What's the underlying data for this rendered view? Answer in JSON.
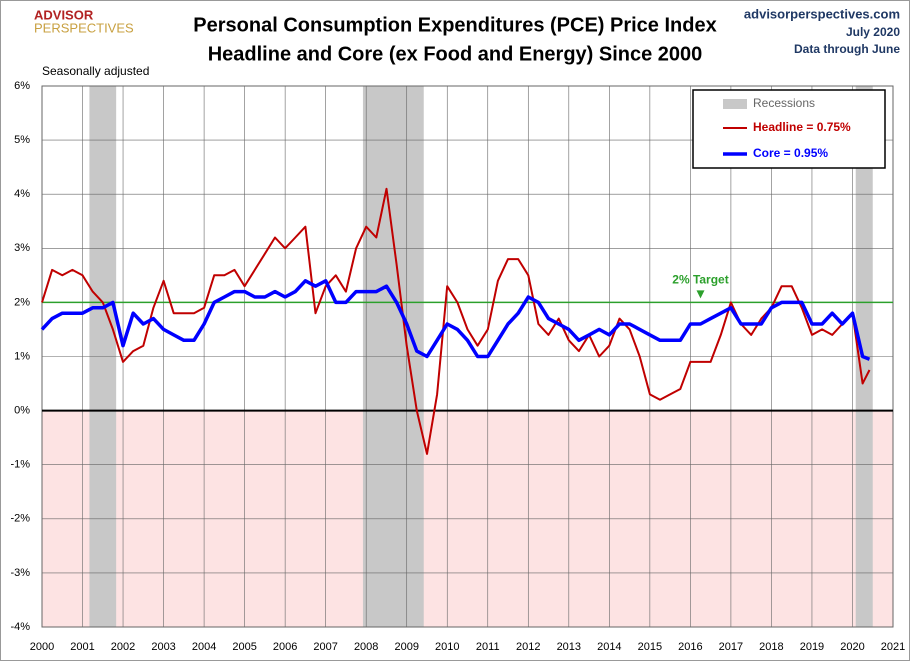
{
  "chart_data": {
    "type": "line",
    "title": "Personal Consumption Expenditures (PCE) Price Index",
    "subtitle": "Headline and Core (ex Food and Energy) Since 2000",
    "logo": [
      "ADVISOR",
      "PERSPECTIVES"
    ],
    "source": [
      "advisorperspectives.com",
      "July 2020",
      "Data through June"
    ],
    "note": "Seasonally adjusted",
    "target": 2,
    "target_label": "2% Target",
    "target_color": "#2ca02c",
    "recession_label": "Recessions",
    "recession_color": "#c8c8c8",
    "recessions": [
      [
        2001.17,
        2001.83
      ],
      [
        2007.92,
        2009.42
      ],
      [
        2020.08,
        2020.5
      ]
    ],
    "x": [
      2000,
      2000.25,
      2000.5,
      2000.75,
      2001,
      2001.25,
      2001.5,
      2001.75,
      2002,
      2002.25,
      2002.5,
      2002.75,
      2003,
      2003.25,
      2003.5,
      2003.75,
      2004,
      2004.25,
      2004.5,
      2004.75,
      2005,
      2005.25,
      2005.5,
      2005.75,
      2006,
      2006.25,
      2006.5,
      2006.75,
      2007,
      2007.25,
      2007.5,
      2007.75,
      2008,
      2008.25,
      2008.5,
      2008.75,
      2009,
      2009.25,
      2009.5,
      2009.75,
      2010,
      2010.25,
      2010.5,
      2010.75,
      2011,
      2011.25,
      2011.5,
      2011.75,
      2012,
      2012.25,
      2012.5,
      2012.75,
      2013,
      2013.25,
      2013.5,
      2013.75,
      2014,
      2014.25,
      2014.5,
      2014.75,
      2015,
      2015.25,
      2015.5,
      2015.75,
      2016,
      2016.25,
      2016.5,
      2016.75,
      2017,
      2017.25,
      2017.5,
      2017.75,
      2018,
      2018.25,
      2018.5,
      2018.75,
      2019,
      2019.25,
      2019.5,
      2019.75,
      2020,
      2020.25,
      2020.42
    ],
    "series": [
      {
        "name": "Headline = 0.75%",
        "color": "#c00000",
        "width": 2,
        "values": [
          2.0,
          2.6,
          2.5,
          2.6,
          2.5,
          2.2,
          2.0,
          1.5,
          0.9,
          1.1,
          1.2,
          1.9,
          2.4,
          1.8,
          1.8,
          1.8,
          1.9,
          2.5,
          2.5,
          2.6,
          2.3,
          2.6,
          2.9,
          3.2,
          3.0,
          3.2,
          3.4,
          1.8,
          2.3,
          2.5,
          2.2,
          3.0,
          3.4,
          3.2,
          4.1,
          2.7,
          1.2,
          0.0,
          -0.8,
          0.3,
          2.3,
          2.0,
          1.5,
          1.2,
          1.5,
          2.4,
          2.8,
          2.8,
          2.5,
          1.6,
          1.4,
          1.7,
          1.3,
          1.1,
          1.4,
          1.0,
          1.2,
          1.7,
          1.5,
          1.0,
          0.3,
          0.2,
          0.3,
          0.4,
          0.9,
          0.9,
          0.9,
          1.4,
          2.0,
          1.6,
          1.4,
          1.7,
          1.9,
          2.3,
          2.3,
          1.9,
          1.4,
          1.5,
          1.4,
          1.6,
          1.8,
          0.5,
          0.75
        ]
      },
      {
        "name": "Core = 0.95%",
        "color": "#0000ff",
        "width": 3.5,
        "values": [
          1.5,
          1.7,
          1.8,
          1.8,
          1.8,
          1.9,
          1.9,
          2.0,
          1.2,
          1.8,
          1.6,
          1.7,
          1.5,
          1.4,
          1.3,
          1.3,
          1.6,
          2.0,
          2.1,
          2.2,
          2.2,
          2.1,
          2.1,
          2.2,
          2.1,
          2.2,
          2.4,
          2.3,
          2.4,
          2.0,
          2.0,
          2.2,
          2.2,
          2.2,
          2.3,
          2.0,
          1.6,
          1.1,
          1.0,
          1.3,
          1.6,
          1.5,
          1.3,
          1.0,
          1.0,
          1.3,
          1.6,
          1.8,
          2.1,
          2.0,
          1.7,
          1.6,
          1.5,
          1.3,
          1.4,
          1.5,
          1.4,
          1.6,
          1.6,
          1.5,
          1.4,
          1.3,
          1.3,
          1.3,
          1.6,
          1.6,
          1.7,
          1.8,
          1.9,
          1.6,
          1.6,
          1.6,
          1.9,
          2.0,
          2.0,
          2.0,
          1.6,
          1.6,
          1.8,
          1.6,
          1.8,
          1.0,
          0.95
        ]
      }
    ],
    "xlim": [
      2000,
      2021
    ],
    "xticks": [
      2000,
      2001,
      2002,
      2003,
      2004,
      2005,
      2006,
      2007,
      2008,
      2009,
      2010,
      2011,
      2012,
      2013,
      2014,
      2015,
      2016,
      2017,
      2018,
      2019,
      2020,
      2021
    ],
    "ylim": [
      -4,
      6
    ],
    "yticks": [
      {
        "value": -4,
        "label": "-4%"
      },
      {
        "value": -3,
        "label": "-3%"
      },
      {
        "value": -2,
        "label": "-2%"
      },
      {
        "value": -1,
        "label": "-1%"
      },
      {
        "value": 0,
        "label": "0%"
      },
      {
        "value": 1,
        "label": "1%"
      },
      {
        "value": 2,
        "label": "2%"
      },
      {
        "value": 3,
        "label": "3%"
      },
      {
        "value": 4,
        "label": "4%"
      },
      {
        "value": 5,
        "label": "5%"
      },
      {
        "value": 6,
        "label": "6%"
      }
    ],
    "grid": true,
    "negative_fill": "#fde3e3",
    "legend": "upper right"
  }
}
...
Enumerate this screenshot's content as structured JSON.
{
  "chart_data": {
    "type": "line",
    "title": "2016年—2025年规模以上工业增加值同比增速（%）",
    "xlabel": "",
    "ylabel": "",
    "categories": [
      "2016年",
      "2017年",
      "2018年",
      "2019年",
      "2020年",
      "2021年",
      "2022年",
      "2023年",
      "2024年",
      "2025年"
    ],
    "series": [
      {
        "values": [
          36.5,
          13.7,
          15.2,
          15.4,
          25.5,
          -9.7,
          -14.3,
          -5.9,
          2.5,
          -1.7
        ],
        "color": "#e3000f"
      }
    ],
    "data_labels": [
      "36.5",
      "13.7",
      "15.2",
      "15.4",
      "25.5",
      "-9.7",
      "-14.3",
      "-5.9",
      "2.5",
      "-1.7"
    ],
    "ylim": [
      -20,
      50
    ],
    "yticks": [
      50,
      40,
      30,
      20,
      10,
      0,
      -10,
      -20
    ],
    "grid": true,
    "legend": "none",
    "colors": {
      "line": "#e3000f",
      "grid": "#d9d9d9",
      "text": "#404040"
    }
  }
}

(WHAT YOU WILL DO):
Count the lines of these entries that hold the string "Headline", and give only that number.

(REPLY):
2